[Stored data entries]
++++++++++++++++++++

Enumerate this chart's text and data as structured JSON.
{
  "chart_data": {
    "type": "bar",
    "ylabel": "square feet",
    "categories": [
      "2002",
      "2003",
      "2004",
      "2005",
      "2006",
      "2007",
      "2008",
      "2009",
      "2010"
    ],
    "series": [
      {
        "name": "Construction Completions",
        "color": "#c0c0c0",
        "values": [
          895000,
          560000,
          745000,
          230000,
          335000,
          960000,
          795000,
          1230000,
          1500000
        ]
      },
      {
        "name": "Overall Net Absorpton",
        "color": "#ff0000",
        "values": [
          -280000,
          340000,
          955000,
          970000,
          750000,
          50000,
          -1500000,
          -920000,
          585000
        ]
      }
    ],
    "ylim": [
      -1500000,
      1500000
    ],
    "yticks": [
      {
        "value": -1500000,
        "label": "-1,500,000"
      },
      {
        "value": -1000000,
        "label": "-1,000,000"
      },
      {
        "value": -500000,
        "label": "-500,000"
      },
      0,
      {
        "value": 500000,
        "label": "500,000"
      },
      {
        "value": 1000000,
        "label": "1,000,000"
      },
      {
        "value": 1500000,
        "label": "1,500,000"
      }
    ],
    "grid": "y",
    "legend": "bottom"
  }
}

++++++++++++++++++++

**Exercise directions:** Your task is to collect every line above that contains the word "name".

**Output for this exercise:**
        "name": "Construction Completions",
        "name": "Overall Net Absorpton",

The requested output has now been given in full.